◆ **GIVEN REQUEST**: Rewrite all of the data below, changing "List each element" to "Give every element" wherever it appears and keeping everything else the same. Omit the pictures from your answer.

[Start of RECORD EXTRACTS]

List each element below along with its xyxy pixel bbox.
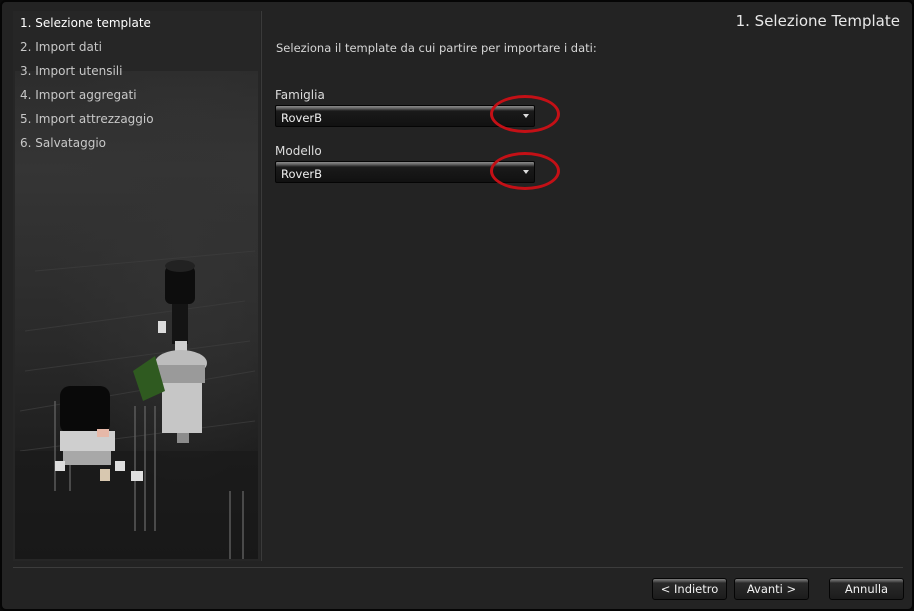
back-button[interactable]: < Indietro bbox=[652, 578, 727, 600]
step-item[interactable]: 4. Import aggregati bbox=[13, 83, 260, 107]
family-select-value: RoverB bbox=[281, 111, 323, 125]
step-item[interactable]: 2. Import dati bbox=[13, 35, 260, 59]
family-label: Famiglia bbox=[275, 88, 325, 102]
cancel-button[interactable]: Annulla bbox=[829, 578, 904, 600]
step-item[interactable]: 3. Import utensili bbox=[13, 59, 260, 83]
highlight-circle-annotation bbox=[490, 95, 560, 133]
step-list: 1. Selezione template 2. Import dati 3. Im… bbox=[13, 11, 260, 155]
step-item[interactable]: 1. Selezione template bbox=[13, 11, 260, 35]
step-item[interactable]: 5. Import attrezzaggio bbox=[13, 107, 260, 131]
footer-divider bbox=[13, 567, 903, 568]
steps-panel: 1. Selezione template 2. Import dati 3. Im… bbox=[13, 11, 260, 561]
instruction-text: Seleziona il template da cui partire per… bbox=[276, 41, 597, 55]
panel-divider bbox=[261, 11, 262, 561]
step-item[interactable]: 6. Salvataggio bbox=[13, 131, 260, 155]
page-title: 1. Selezione Template bbox=[735, 12, 900, 30]
model-label: Modello bbox=[275, 144, 322, 158]
highlight-circle-annotation bbox=[490, 152, 560, 190]
next-button[interactable]: Avanti > bbox=[734, 578, 809, 600]
wizard-window: 1. Selezione template 2. Import dati 3. Im… bbox=[0, 0, 914, 611]
model-select-value: RoverB bbox=[281, 167, 323, 181]
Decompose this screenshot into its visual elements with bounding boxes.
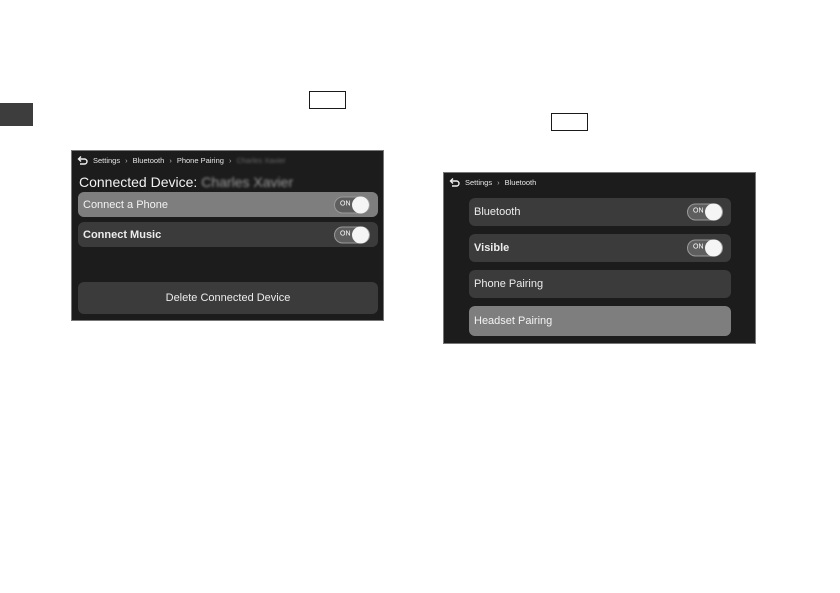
page-title: Connected Device: Charles Xavier [79,174,293,190]
connect-phone-row[interactable]: Connect a Phone ON [78,192,378,217]
row-label: Phone Pairing [474,278,544,290]
chevron-right-icon: › [228,155,232,165]
breadcrumb-item-bluetooth[interactable]: Bluetooth [505,178,537,187]
row-label: Bluetooth [474,206,521,218]
connect-music-row[interactable]: Connect Music ON [78,222,378,247]
toggle-knob [352,226,369,243]
toggle-knob [352,196,369,213]
visible-toggle[interactable]: ON [687,239,723,257]
chevron-right-icon: › [169,155,172,165]
connect-phone-toggle[interactable]: ON [334,196,370,213]
toggle-state: ON [693,207,704,215]
section-tab [0,103,33,126]
delete-connected-device-button[interactable]: Delete Connected Device [78,282,378,314]
row-label: Connect Music [83,228,162,241]
button-reference-box-2 [551,113,588,131]
breadcrumb-item-settings[interactable]: Settings [465,178,492,187]
back-arrow-icon[interactable] [76,154,88,166]
breadcrumb-item-phone-pairing[interactable]: Phone Pairing [177,156,224,165]
bluetooth-toggle[interactable]: ON [687,203,723,221]
button-label: Delete Connected Device [165,292,291,304]
breadcrumb-item-settings[interactable]: Settings [93,156,120,165]
title-prefix: Connected Device: [79,174,198,190]
row-label: Headset Pairing [474,315,553,327]
bluetooth-row[interactable]: Bluetooth ON [469,198,731,226]
toggle-knob [705,203,722,221]
phone-pairing-row[interactable]: Phone Pairing [469,270,731,298]
toggle-knob [705,239,722,257]
toggle-state: ON [340,200,351,207]
visible-row[interactable]: Visible ON [469,234,731,262]
connect-music-toggle[interactable]: ON [334,226,370,243]
button-reference-box-1 [309,91,346,109]
row-label: Connect a Phone [83,198,169,211]
toggle-state: ON [340,230,351,237]
breadcrumb-item-bluetooth[interactable]: Bluetooth [133,156,165,165]
breadcrumb: Settings › Bluetooth › Phone Pairing › C… [72,151,383,169]
breadcrumb-item-device: Charles Xavier [236,155,286,165]
row-label: Visible [474,242,510,254]
title-device-name: Charles Xavier [201,174,294,190]
headset-pairing-row[interactable]: Headset Pairing [469,306,731,336]
connected-device-screen: Settings › Bluetooth › Phone Pairing › C… [71,150,384,321]
breadcrumb: Settings › Bluetooth [444,173,755,191]
back-arrow-icon[interactable] [448,176,460,188]
chevron-right-icon: › [497,177,500,187]
bluetooth-settings-screen: Settings › Bluetooth Bluetooth ON Visibl… [443,172,756,344]
chevron-right-icon: › [125,155,128,165]
toggle-state: ON [693,243,704,251]
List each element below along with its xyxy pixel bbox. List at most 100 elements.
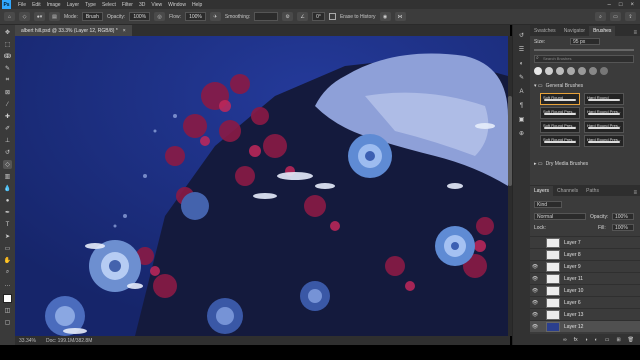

[End of RECORD EXTRACTS]

◆ **RIGHT ANSWER**:
Give every element below along with its xyxy pixel bbox.
back-button[interactable]: < Indietro bbox=[652, 578, 727, 600]
step-item[interactable]: 4. Import aggregati bbox=[13, 83, 260, 107]
family-select-value: RoverB bbox=[281, 111, 323, 125]
step-item[interactable]: 2. Import dati bbox=[13, 35, 260, 59]
family-label: Famiglia bbox=[275, 88, 325, 102]
cancel-button[interactable]: Annulla bbox=[829, 578, 904, 600]
step-item[interactable]: 3. Import utensili bbox=[13, 59, 260, 83]
highlight-circle-annotation bbox=[490, 95, 560, 133]
step-list: 1. Selezione template 2. Import dati 3. Im… bbox=[13, 11, 260, 155]
step-item[interactable]: 1. Selezione template bbox=[13, 11, 260, 35]
step-item[interactable]: 5. Import attrezzaggio bbox=[13, 107, 260, 131]
footer-divider bbox=[13, 567, 903, 568]
steps-panel: 1. Selezione template 2. Import dati 3. Im… bbox=[13, 11, 260, 561]
instruction-text: Seleziona il template da cui partire per… bbox=[276, 41, 597, 55]
panel-divider bbox=[261, 11, 262, 561]
step-item[interactable]: 6. Salvataggio bbox=[13, 131, 260, 155]
page-title: 1. Selezione Template bbox=[735, 12, 900, 30]
model-label: Modello bbox=[275, 144, 322, 158]
highlight-circle-annotation bbox=[490, 152, 560, 190]
next-button[interactable]: Avanti > bbox=[734, 578, 809, 600]
wizard-window: 1. Selezione template 2. Import dati 3. Im… bbox=[0, 0, 914, 611]
model-select-value: RoverB bbox=[281, 167, 323, 181]
Decompose this screenshot into its visual elements with bounding boxes.
page-title: Connected Device: Charles Xavier [79,174,293,190]
connect-phone-row[interactable]: Connect a Phone ON [78,192,378,217]
row-label: Phone Pairing [474,278,544,290]
chevron-right-icon: › [228,155,232,165]
breadcrumb-item-bluetooth[interactable]: Bluetooth [505,178,537,187]
row-label: Bluetooth [474,206,521,218]
connect-music-row[interactable]: Connect Music ON [78,222,378,247]
toggle-knob [352,226,369,243]
toggle-knob [352,196,369,213]
visible-toggle[interactable]: ON [687,239,723,257]
chevron-right-icon: › [169,155,172,165]
connect-phone-toggle[interactable]: ON [334,196,370,213]
toggle-state: ON [693,207,704,215]
section-tab [0,103,33,126]
delete-connected-device-button[interactable]: Delete Connected Device [78,282,378,314]
row-label: Connect Music [83,228,162,241]
button-reference-box-2 [551,113,588,131]
breadcrumb-item-settings[interactable]: Settings [465,178,492,187]
back-arrow-icon[interactable] [76,154,88,166]
breadcrumb-item-phone-pairing[interactable]: Phone Pairing [177,156,224,165]
bluetooth-toggle[interactable]: ON [687,203,723,221]
button-label: Delete Connected Device [165,292,291,304]
breadcrumb-item-settings[interactable]: Settings [93,156,120,165]
title-prefix: Connected Device: [79,174,198,190]
row-label: Headset Pairing [474,315,553,327]
bluetooth-row[interactable]: Bluetooth ON [469,198,731,226]
toggle-knob [705,203,722,221]
phone-pairing-row[interactable]: Phone Pairing [469,270,731,298]
toggle-knob [705,239,722,257]
toggle-state: ON [340,200,351,207]
visible-row[interactable]: Visible ON [469,234,731,262]
connect-music-toggle[interactable]: ON [334,226,370,243]
button-reference-box-1 [309,91,346,109]
row-label: Connect a Phone [83,198,169,211]
toggle-state: ON [340,230,351,237]
breadcrumb-item-bluetooth[interactable]: Bluetooth [133,156,165,165]
breadcrumb: Settings › Bluetooth › Phone Pairing › C… [72,151,383,169]
breadcrumb-item-device: Charles Xavier [236,155,286,165]
row-label: Visible [474,242,510,254]
title-device-name: Charles Xavier [201,174,294,190]
headset-pairing-row[interactable]: Headset Pairing [469,306,731,336]
connected-device-screen: Settings › Bluetooth › Phone Pairing › C… [71,150,384,321]
breadcrumb: Settings › Bluetooth [444,173,755,191]
back-arrow-icon[interactable] [448,176,460,188]
chevron-right-icon: › [497,177,500,187]
bluetooth-settings-screen: Settings › Bluetooth Bluetooth ON Visibl… [443,172,756,344]
chevron-right-icon: › [125,155,128,165]
toggle-state: ON [693,243,704,251]
Give every element below along with its xyxy pixel bbox. List at most 100 elements.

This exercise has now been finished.